## EXERCISE MATERIALS
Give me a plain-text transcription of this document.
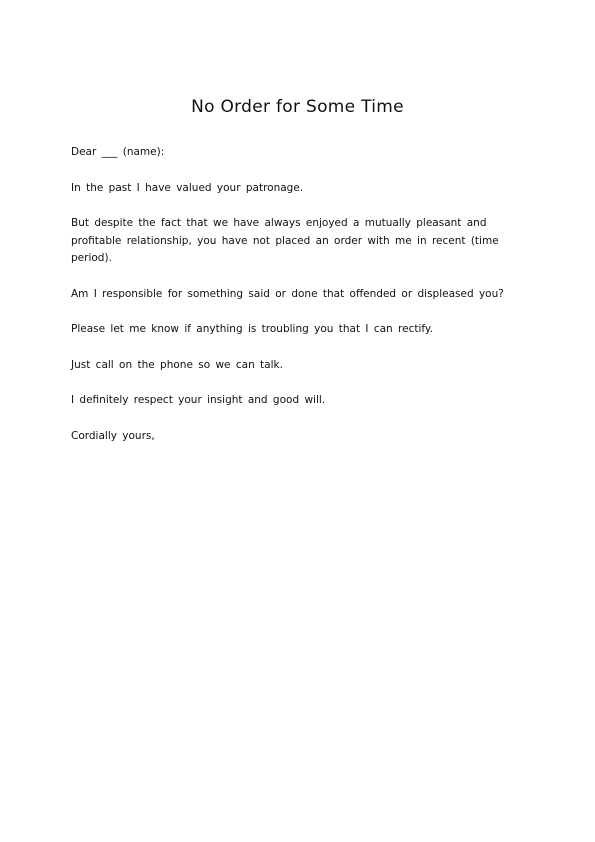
No Order for Some Time

Dear ___ (name):

In the past I have valued your patronage.

But despite the fact that we have always enjoyed a mutually pleasant and profitable relationship, you have not placed an order with me in recent (time period).

Am I responsible for something said or done that offended or displeased you?

Please let me know if anything is troubling you that I can rectify.

Just call on the phone so we can talk.

I definitely respect your insight and good will.

Cordially yours,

## DIRECTIONS FOR THIS TASK
Select every line of the records holding the string "have".

## TASK ANSWER
In the past I have valued your patronage.
But despite the fact that we have always enjoyed a mutually pleasant and profitable relationship, you have not placed an order with me in recent (time period).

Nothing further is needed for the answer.